▸ AIM
Write out the full listing exactly as given, minus the images.

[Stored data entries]

** begin **

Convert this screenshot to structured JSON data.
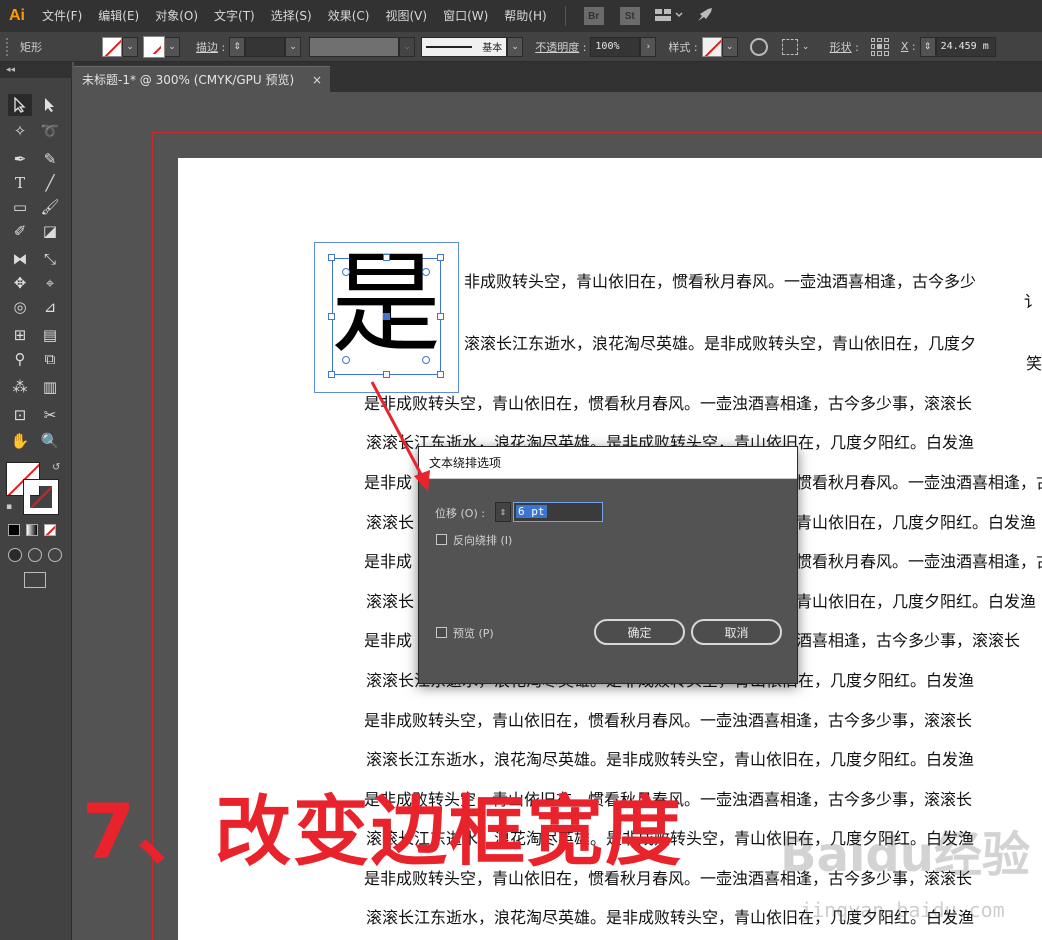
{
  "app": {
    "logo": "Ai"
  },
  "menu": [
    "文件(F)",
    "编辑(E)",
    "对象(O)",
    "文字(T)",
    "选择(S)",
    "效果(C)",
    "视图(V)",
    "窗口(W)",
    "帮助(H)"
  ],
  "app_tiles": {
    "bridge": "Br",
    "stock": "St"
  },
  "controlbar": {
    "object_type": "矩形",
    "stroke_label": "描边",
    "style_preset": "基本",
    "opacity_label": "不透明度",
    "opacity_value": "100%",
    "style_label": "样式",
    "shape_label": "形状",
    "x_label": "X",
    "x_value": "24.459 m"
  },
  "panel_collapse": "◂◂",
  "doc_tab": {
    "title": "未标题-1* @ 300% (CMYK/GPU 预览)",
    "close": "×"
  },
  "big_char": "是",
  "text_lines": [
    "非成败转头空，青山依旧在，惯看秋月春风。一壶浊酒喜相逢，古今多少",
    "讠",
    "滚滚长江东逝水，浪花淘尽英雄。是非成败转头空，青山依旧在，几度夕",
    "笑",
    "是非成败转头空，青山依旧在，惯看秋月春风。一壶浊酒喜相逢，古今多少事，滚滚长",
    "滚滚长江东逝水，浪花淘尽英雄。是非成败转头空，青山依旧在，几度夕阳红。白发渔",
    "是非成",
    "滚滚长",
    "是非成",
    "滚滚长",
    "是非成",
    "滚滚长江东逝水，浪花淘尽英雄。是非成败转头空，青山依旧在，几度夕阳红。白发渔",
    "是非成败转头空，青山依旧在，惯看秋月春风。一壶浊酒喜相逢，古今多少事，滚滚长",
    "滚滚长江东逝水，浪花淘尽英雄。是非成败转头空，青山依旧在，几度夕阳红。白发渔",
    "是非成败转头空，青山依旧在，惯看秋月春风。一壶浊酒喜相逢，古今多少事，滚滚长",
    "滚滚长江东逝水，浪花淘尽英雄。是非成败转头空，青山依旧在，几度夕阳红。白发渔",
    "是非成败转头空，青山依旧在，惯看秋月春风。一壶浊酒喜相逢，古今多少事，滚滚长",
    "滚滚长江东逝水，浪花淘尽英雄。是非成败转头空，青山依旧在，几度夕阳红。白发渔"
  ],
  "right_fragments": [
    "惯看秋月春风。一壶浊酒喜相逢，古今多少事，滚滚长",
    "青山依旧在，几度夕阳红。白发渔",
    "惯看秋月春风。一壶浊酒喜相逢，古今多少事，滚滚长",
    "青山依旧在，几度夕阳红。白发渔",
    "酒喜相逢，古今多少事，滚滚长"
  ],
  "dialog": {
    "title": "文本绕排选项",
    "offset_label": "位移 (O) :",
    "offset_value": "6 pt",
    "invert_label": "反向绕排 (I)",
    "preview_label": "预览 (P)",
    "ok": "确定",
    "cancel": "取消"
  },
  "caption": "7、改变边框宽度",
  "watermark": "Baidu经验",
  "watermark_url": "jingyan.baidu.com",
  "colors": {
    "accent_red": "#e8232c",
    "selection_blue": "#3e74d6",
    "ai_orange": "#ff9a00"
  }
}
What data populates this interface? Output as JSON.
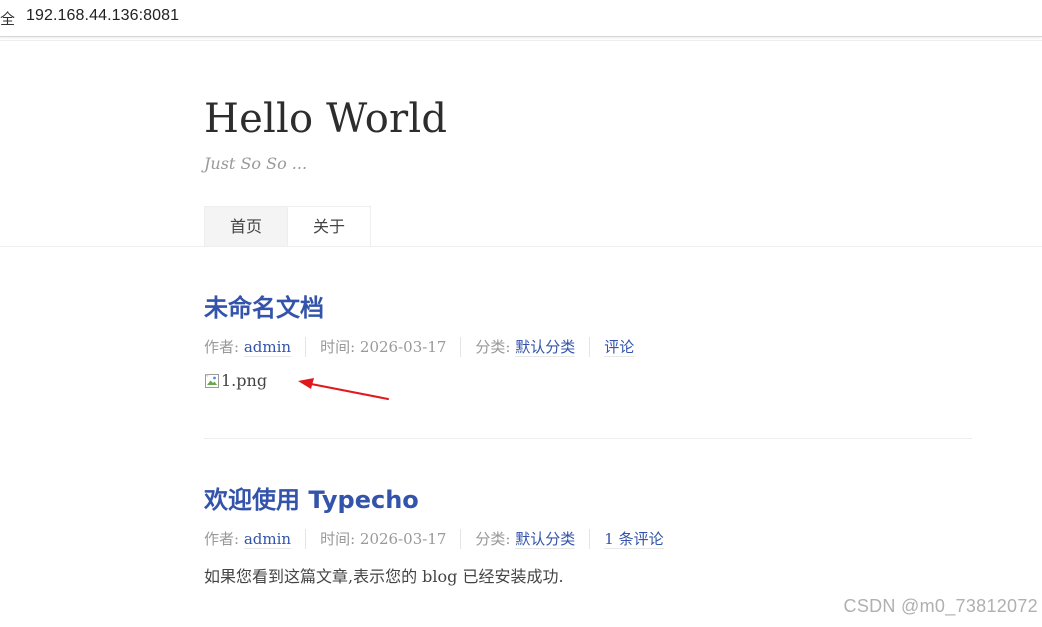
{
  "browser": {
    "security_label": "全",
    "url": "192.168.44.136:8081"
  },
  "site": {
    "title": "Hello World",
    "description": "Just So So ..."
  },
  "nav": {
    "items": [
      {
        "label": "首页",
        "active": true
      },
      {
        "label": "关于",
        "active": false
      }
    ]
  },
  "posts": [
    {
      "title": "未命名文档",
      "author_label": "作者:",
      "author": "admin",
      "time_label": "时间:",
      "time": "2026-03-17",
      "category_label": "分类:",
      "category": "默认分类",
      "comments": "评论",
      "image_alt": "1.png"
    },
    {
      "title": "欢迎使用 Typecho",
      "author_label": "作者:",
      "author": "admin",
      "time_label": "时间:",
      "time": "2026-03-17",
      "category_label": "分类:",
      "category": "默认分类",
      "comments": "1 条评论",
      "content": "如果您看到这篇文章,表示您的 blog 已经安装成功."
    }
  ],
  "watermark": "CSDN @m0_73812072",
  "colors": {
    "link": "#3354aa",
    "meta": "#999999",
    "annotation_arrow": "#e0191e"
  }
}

** end **

▸ SOLUTION FOR THIS EXERCISE
Convert this screenshot to structured JSON data.
{
  "app": {
    "logo": "Ai"
  },
  "menu": [
    "文件(F)",
    "编辑(E)",
    "对象(O)",
    "文字(T)",
    "选择(S)",
    "效果(C)",
    "视图(V)",
    "窗口(W)",
    "帮助(H)"
  ],
  "app_tiles": {
    "bridge": "Br",
    "stock": "St"
  },
  "controlbar": {
    "object_type": "矩形",
    "stroke_label": "描边",
    "style_preset": "基本",
    "opacity_label": "不透明度",
    "opacity_value": "100%",
    "style_label": "样式",
    "shape_label": "形状",
    "x_label": "X",
    "x_value": "24.459 m"
  },
  "panel_collapse": "◂◂",
  "doc_tab": {
    "title": "未标题-1* @ 300% (CMYK/GPU 预览)",
    "close": "×"
  },
  "big_char": "是",
  "text_lines": [
    "非成败转头空，青山依旧在，惯看秋月春风。一壶浊酒喜相逢，古今多少",
    "讠",
    "滚滚长江东逝水，浪花淘尽英雄。是非成败转头空，青山依旧在，几度夕",
    "笑",
    "是非成败转头空，青山依旧在，惯看秋月春风。一壶浊酒喜相逢，古今多少事，滚滚长",
    "滚滚长江东逝水，浪花淘尽英雄。是非成败转头空，青山依旧在，几度夕阳红。白发渔",
    "是非成",
    "滚滚长",
    "是非成",
    "滚滚长",
    "是非成",
    "滚滚长江东逝水，浪花淘尽英雄。是非成败转头空，青山依旧在，几度夕阳红。白发渔",
    "是非成败转头空，青山依旧在，惯看秋月春风。一壶浊酒喜相逢，古今多少事，滚滚长",
    "滚滚长江东逝水，浪花淘尽英雄。是非成败转头空，青山依旧在，几度夕阳红。白发渔",
    "是非成败转头空，青山依旧在，惯看秋月春风。一壶浊酒喜相逢，古今多少事，滚滚长",
    "滚滚长江东逝水，浪花淘尽英雄。是非成败转头空，青山依旧在，几度夕阳红。白发渔",
    "是非成败转头空，青山依旧在，惯看秋月春风。一壶浊酒喜相逢，古今多少事，滚滚长",
    "滚滚长江东逝水，浪花淘尽英雄。是非成败转头空，青山依旧在，几度夕阳红。白发渔"
  ],
  "right_fragments": [
    "惯看秋月春风。一壶浊酒喜相逢，古今多少事，滚滚长",
    "青山依旧在，几度夕阳红。白发渔",
    "惯看秋月春风。一壶浊酒喜相逢，古今多少事，滚滚长",
    "青山依旧在，几度夕阳红。白发渔",
    "酒喜相逢，古今多少事，滚滚长"
  ],
  "dialog": {
    "title": "文本绕排选项",
    "offset_label": "位移 (O) :",
    "offset_value": "6 pt",
    "invert_label": "反向绕排 (I)",
    "preview_label": "预览 (P)",
    "ok": "确定",
    "cancel": "取消"
  },
  "caption": "7、改变边框宽度",
  "watermark": "Baidu经验",
  "watermark_url": "jingyan.baidu.com",
  "colors": {
    "accent_red": "#e8232c",
    "selection_blue": "#3e74d6",
    "ai_orange": "#ff9a00"
  }
}
What data populates this interface? Output as JSON.
{
  "browser": {
    "security_label": "全",
    "url": "192.168.44.136:8081"
  },
  "site": {
    "title": "Hello World",
    "description": "Just So So ..."
  },
  "nav": {
    "items": [
      {
        "label": "首页",
        "active": true
      },
      {
        "label": "关于",
        "active": false
      }
    ]
  },
  "posts": [
    {
      "title": "未命名文档",
      "author_label": "作者:",
      "author": "admin",
      "time_label": "时间:",
      "time": "2026-03-17",
      "category_label": "分类:",
      "category": "默认分类",
      "comments": "评论",
      "image_alt": "1.png"
    },
    {
      "title": "欢迎使用 Typecho",
      "author_label": "作者:",
      "author": "admin",
      "time_label": "时间:",
      "time": "2026-03-17",
      "category_label": "分类:",
      "category": "默认分类",
      "comments": "1 条评论",
      "content": "如果您看到这篇文章,表示您的 blog 已经安装成功."
    }
  ],
  "watermark": "CSDN @m0_73812072",
  "colors": {
    "link": "#3354aa",
    "meta": "#999999",
    "annotation_arrow": "#e0191e"
  }
}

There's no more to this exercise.